• [WHAT IS EXPECTED]: Go through the listing and set it down exactly, leaving out its pictures.
..........
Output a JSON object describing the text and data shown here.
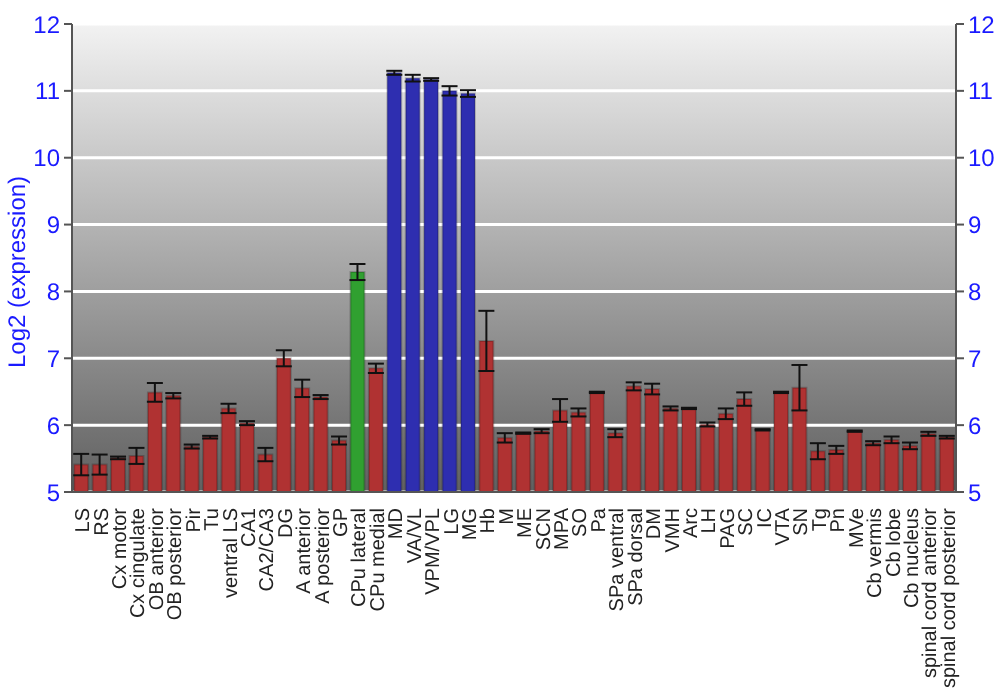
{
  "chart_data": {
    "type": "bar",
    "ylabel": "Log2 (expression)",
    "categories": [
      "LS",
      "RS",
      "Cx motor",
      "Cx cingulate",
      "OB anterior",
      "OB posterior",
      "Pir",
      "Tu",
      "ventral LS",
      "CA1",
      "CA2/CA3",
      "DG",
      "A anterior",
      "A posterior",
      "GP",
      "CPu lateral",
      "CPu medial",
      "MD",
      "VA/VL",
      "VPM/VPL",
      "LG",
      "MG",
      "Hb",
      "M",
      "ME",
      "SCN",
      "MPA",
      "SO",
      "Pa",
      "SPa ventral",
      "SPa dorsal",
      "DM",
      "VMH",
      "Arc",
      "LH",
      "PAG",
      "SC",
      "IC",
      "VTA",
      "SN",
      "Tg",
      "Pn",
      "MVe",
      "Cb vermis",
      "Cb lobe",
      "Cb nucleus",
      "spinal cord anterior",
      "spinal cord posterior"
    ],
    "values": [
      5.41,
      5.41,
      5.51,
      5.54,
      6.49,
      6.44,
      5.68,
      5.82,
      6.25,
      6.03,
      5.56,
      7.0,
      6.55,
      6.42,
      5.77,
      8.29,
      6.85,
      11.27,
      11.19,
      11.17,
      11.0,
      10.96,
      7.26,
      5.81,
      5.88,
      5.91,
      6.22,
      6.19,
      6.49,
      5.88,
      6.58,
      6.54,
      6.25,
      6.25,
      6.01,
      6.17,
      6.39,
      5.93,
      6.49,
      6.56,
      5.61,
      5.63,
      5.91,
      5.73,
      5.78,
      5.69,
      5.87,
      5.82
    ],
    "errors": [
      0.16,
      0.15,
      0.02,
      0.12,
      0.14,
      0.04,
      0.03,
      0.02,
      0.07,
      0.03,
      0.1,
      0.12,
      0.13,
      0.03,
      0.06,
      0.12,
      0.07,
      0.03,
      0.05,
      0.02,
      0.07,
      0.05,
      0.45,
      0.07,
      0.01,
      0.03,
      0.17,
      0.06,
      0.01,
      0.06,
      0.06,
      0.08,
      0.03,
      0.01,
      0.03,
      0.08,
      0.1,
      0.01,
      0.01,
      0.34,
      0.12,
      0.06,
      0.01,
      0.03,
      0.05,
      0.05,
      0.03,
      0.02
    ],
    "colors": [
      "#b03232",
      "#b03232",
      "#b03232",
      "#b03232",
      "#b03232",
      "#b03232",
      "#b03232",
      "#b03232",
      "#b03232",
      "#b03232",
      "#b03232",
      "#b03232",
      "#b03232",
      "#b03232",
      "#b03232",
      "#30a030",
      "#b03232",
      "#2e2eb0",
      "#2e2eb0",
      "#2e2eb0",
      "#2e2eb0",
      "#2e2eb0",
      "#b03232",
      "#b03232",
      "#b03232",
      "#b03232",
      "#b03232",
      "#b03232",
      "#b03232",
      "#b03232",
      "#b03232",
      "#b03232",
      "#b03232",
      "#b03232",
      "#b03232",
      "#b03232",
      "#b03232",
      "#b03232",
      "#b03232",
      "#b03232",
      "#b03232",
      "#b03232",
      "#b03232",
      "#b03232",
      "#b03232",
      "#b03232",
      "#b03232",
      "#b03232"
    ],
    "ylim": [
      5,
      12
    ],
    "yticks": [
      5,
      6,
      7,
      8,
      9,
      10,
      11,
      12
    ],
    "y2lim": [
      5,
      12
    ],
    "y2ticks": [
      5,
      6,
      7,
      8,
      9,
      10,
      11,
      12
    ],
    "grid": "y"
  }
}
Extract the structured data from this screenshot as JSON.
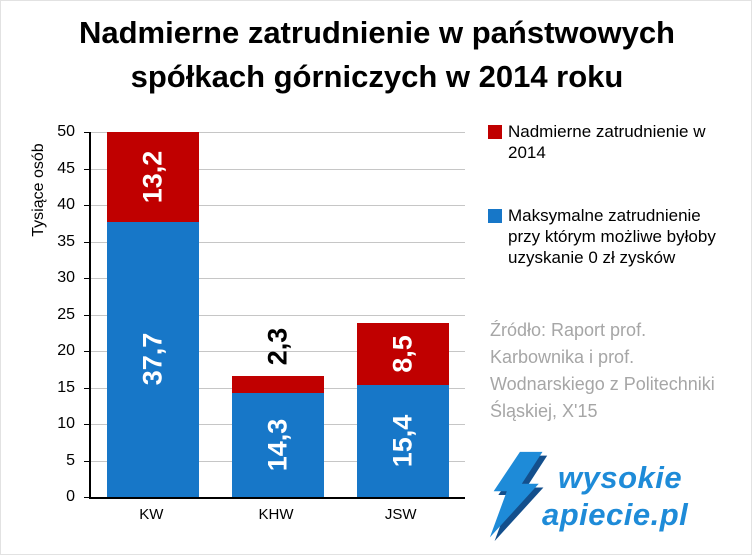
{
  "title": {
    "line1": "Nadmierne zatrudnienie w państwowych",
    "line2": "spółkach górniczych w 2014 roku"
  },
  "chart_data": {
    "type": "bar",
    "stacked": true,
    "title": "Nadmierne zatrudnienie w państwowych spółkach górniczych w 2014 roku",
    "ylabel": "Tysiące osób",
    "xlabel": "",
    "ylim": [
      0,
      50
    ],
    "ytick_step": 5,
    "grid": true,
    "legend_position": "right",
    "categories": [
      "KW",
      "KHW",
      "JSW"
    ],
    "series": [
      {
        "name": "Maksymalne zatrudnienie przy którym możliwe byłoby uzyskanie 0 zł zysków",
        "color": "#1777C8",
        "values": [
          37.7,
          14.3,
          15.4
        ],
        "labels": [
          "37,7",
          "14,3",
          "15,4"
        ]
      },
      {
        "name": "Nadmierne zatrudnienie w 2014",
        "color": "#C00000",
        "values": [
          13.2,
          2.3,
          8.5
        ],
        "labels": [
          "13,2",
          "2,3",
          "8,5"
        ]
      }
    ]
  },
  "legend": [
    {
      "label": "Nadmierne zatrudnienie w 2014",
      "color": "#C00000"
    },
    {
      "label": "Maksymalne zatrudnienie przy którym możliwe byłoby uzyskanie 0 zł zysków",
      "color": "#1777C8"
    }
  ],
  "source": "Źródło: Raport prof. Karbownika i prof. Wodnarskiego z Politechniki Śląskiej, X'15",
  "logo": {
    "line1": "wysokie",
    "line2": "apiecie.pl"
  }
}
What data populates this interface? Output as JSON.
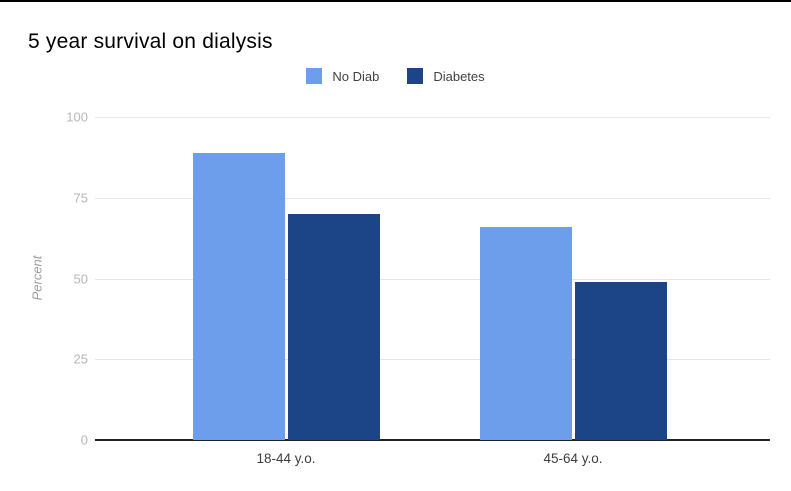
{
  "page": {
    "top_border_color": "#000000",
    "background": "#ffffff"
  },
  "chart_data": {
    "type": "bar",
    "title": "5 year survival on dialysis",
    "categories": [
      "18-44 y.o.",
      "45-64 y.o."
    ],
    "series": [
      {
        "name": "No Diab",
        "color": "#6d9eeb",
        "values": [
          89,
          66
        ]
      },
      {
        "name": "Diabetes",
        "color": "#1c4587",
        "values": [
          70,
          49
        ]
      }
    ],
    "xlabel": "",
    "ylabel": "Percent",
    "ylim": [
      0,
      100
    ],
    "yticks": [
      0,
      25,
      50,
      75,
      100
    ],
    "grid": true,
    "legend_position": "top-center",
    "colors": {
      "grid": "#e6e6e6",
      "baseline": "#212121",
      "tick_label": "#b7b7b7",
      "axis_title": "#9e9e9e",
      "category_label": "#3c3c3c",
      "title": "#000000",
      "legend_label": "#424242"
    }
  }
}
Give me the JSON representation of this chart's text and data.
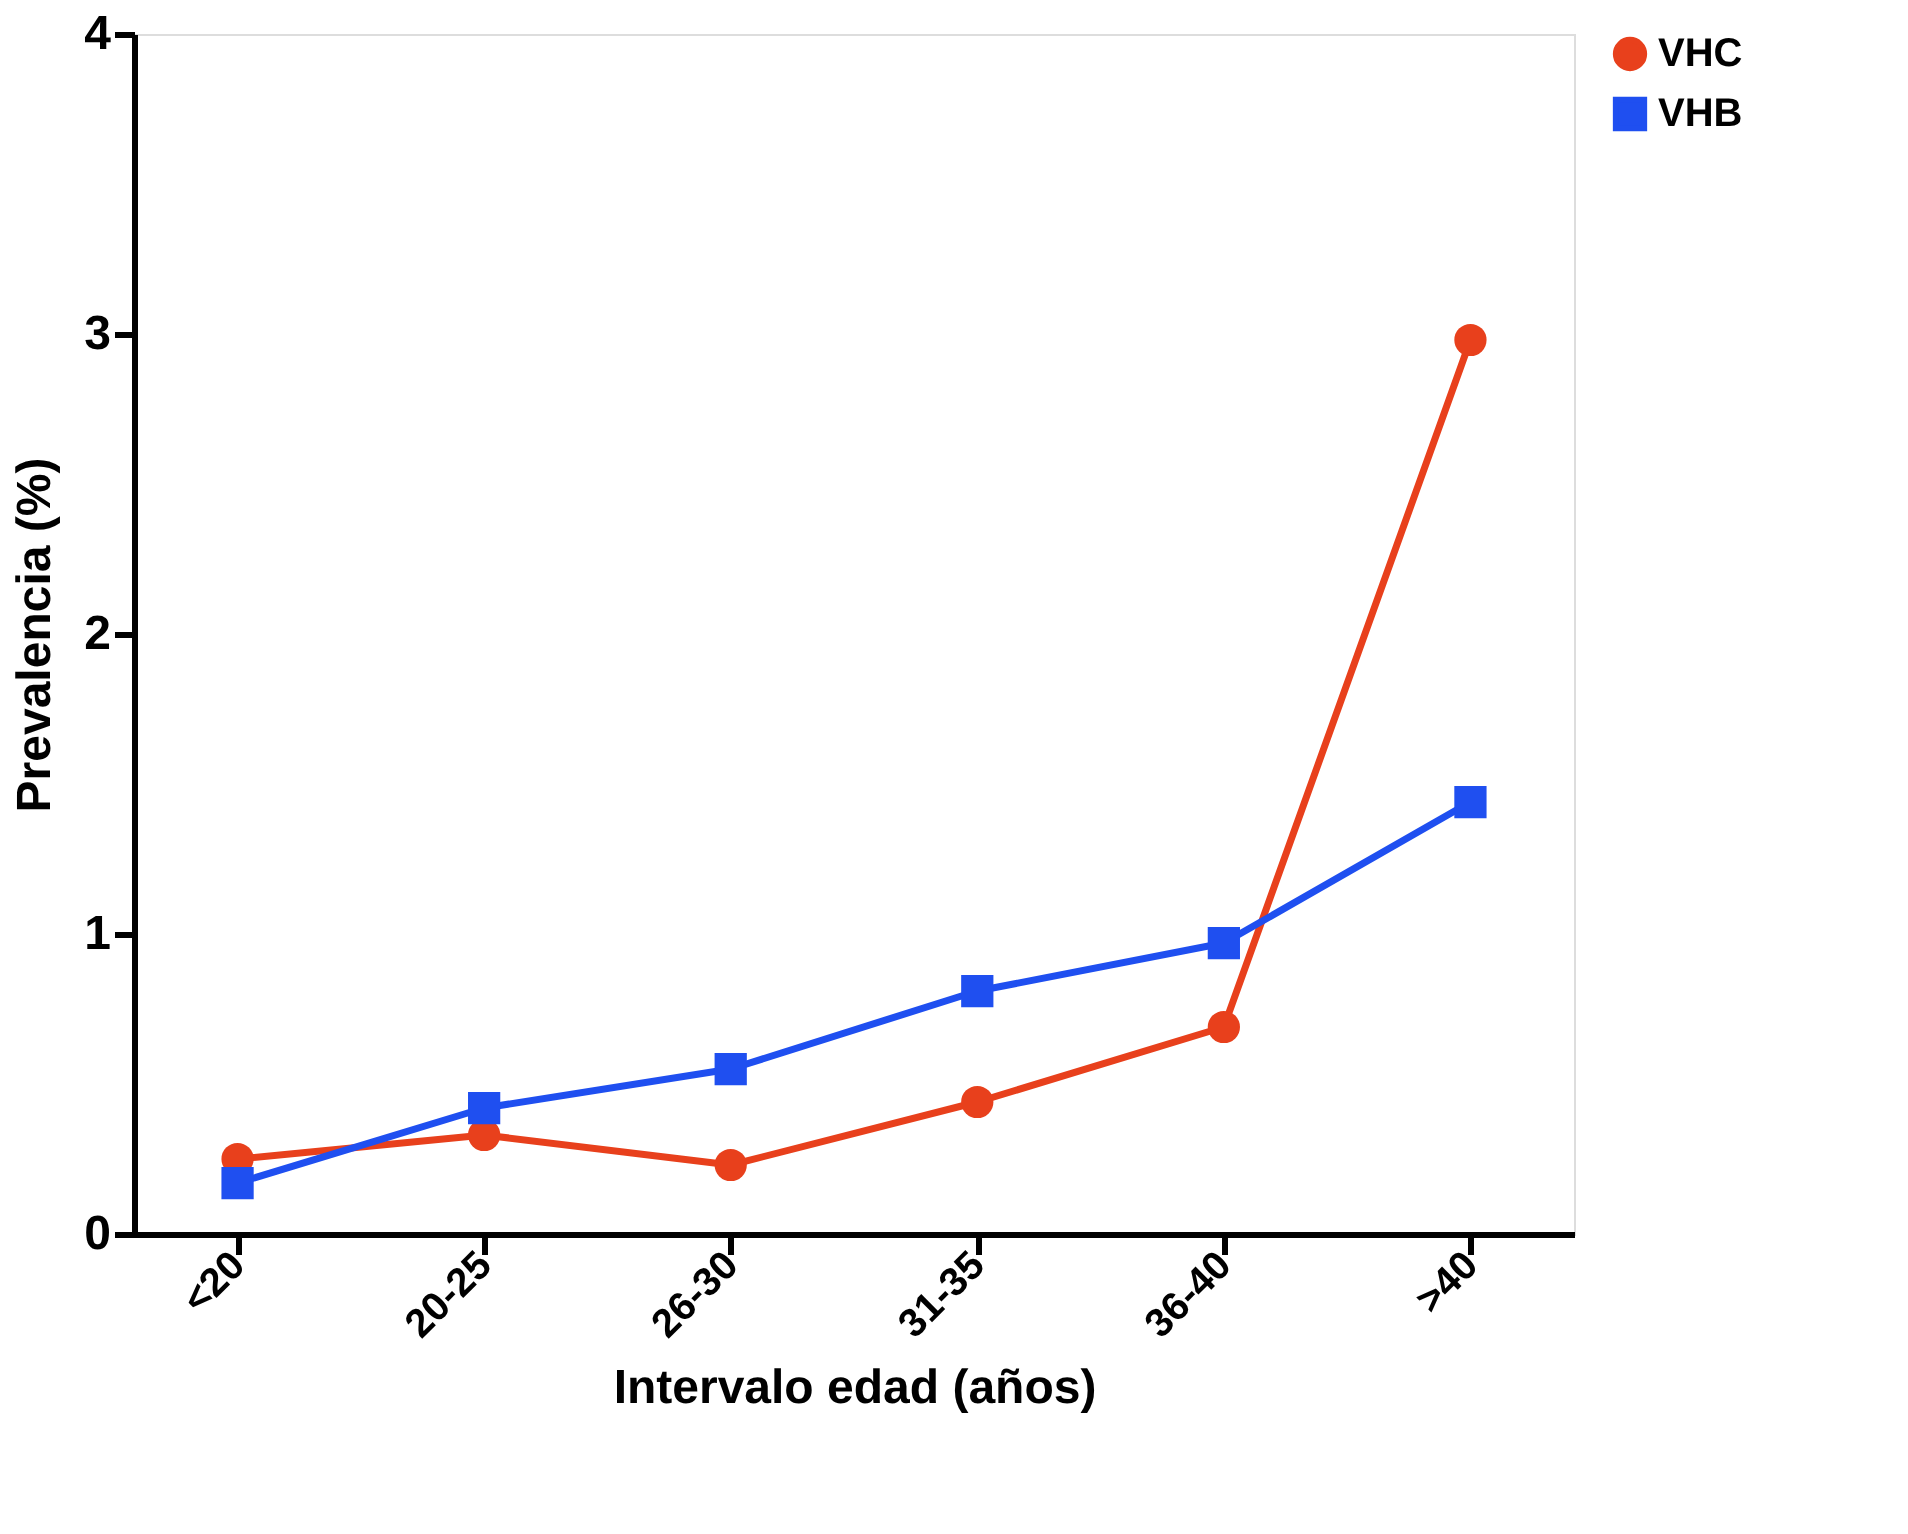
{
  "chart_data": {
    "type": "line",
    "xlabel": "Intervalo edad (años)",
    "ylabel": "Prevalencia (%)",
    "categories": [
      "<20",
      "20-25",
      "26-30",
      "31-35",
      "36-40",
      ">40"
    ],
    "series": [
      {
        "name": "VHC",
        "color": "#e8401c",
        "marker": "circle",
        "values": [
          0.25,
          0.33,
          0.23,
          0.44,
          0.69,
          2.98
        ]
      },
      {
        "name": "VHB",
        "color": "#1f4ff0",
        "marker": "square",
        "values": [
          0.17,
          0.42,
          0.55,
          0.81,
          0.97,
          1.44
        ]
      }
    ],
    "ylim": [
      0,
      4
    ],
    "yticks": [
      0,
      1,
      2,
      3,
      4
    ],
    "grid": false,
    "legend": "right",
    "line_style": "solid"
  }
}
..........
• [TASK OUTPUT]:
Output a JSON object describing the text and data shown here.
{
  "chart_data": {
    "type": "bar",
    "ylabel": "Log2 (expression)",
    "categories": [
      "LS",
      "RS",
      "Cx motor",
      "Cx cingulate",
      "OB anterior",
      "OB posterior",
      "Pir",
      "Tu",
      "ventral LS",
      "CA1",
      "CA2/CA3",
      "DG",
      "A anterior",
      "A posterior",
      "GP",
      "CPu lateral",
      "CPu medial",
      "MD",
      "VA/VL",
      "VPM/VPL",
      "LG",
      "MG",
      "Hb",
      "M",
      "ME",
      "SCN",
      "MPA",
      "SO",
      "Pa",
      "SPa ventral",
      "SPa dorsal",
      "DM",
      "VMH",
      "Arc",
      "LH",
      "PAG",
      "SC",
      "IC",
      "VTA",
      "SN",
      "Tg",
      "Pn",
      "MVe",
      "Cb vermis",
      "Cb lobe",
      "Cb nucleus",
      "spinal cord anterior",
      "spinal cord posterior"
    ],
    "values": [
      5.41,
      5.41,
      5.51,
      5.54,
      6.49,
      6.44,
      5.68,
      5.82,
      6.25,
      6.03,
      5.56,
      7.0,
      6.55,
      6.42,
      5.77,
      8.29,
      6.85,
      11.27,
      11.19,
      11.17,
      11.0,
      10.96,
      7.26,
      5.81,
      5.88,
      5.91,
      6.22,
      6.19,
      6.49,
      5.88,
      6.58,
      6.54,
      6.25,
      6.25,
      6.01,
      6.17,
      6.39,
      5.93,
      6.49,
      6.56,
      5.61,
      5.63,
      5.91,
      5.73,
      5.78,
      5.69,
      5.87,
      5.82
    ],
    "errors": [
      0.16,
      0.15,
      0.02,
      0.12,
      0.14,
      0.04,
      0.03,
      0.02,
      0.07,
      0.03,
      0.1,
      0.12,
      0.13,
      0.03,
      0.06,
      0.12,
      0.07,
      0.03,
      0.05,
      0.02,
      0.07,
      0.05,
      0.45,
      0.07,
      0.01,
      0.03,
      0.17,
      0.06,
      0.01,
      0.06,
      0.06,
      0.08,
      0.03,
      0.01,
      0.03,
      0.08,
      0.1,
      0.01,
      0.01,
      0.34,
      0.12,
      0.06,
      0.01,
      0.03,
      0.05,
      0.05,
      0.03,
      0.02
    ],
    "colors": [
      "#b03232",
      "#b03232",
      "#b03232",
      "#b03232",
      "#b03232",
      "#b03232",
      "#b03232",
      "#b03232",
      "#b03232",
      "#b03232",
      "#b03232",
      "#b03232",
      "#b03232",
      "#b03232",
      "#b03232",
      "#30a030",
      "#b03232",
      "#2e2eb0",
      "#2e2eb0",
      "#2e2eb0",
      "#2e2eb0",
      "#2e2eb0",
      "#b03232",
      "#b03232",
      "#b03232",
      "#b03232",
      "#b03232",
      "#b03232",
      "#b03232",
      "#b03232",
      "#b03232",
      "#b03232",
      "#b03232",
      "#b03232",
      "#b03232",
      "#b03232",
      "#b03232",
      "#b03232",
      "#b03232",
      "#b03232",
      "#b03232",
      "#b03232",
      "#b03232",
      "#b03232",
      "#b03232",
      "#b03232",
      "#b03232",
      "#b03232"
    ],
    "ylim": [
      5,
      12
    ],
    "yticks": [
      5,
      6,
      7,
      8,
      9,
      10,
      11,
      12
    ],
    "y2lim": [
      5,
      12
    ],
    "y2ticks": [
      5,
      6,
      7,
      8,
      9,
      10,
      11,
      12
    ],
    "grid": "y"
  }
}
Extract the structured data from this screenshot as JSON.
{
  "title": {
    "line1": "Nadmierne zatrudnienie w państwowych",
    "line2": "spółkach górniczych w 2014 roku"
  },
  "chart_data": {
    "type": "bar",
    "stacked": true,
    "title": "Nadmierne zatrudnienie w państwowych spółkach górniczych w 2014 roku",
    "ylabel": "Tysiące osób",
    "xlabel": "",
    "ylim": [
      0,
      50
    ],
    "ytick_step": 5,
    "grid": true,
    "legend_position": "right",
    "categories": [
      "KW",
      "KHW",
      "JSW"
    ],
    "series": [
      {
        "name": "Maksymalne zatrudnienie przy którym możliwe byłoby uzyskanie 0 zł zysków",
        "color": "#1777C8",
        "values": [
          37.7,
          14.3,
          15.4
        ],
        "labels": [
          "37,7",
          "14,3",
          "15,4"
        ]
      },
      {
        "name": "Nadmierne zatrudnienie w 2014",
        "color": "#C00000",
        "values": [
          13.2,
          2.3,
          8.5
        ],
        "labels": [
          "13,2",
          "2,3",
          "8,5"
        ]
      }
    ]
  },
  "legend": [
    {
      "label": "Nadmierne zatrudnienie w 2014",
      "color": "#C00000"
    },
    {
      "label": "Maksymalne zatrudnienie przy którym możliwe byłoby uzyskanie 0 zł zysków",
      "color": "#1777C8"
    }
  ],
  "source": "Źródło: Raport prof. Karbownika i prof. Wodnarskiego z Politechniki Śląskiej, X'15",
  "logo": {
    "line1": "wysokie",
    "line2": "apiecie.pl"
  }
}
What data populates this interface? Output as JSON.
{
  "page": {
    "top_border_color": "#000000",
    "background": "#ffffff"
  },
  "chart_data": {
    "type": "bar",
    "title": "5 year survival on dialysis",
    "categories": [
      "18-44 y.o.",
      "45-64 y.o."
    ],
    "series": [
      {
        "name": "No Diab",
        "color": "#6d9eeb",
        "values": [
          89,
          66
        ]
      },
      {
        "name": "Diabetes",
        "color": "#1c4587",
        "values": [
          70,
          49
        ]
      }
    ],
    "xlabel": "",
    "ylabel": "Percent",
    "ylim": [
      0,
      100
    ],
    "yticks": [
      0,
      25,
      50,
      75,
      100
    ],
    "grid": true,
    "legend_position": "top-center",
    "colors": {
      "grid": "#e6e6e6",
      "baseline": "#212121",
      "tick_label": "#b7b7b7",
      "axis_title": "#9e9e9e",
      "category_label": "#3c3c3c",
      "title": "#000000",
      "legend_label": "#424242"
    }
  }
}
Give me the JSON representation of this chart's text and data.
{
  "chart_data": {
    "type": "line",
    "xlabel": "Intervalo edad (años)",
    "ylabel": "Prevalencia (%)",
    "categories": [
      "<20",
      "20-25",
      "26-30",
      "31-35",
      "36-40",
      ">40"
    ],
    "series": [
      {
        "name": "VHC",
        "color": "#e8401c",
        "marker": "circle",
        "values": [
          0.25,
          0.33,
          0.23,
          0.44,
          0.69,
          2.98
        ]
      },
      {
        "name": "VHB",
        "color": "#1f4ff0",
        "marker": "square",
        "values": [
          0.17,
          0.42,
          0.55,
          0.81,
          0.97,
          1.44
        ]
      }
    ],
    "ylim": [
      0,
      4
    ],
    "yticks": [
      0,
      1,
      2,
      3,
      4
    ],
    "grid": false,
    "legend": "right",
    "line_style": "solid"
  }
}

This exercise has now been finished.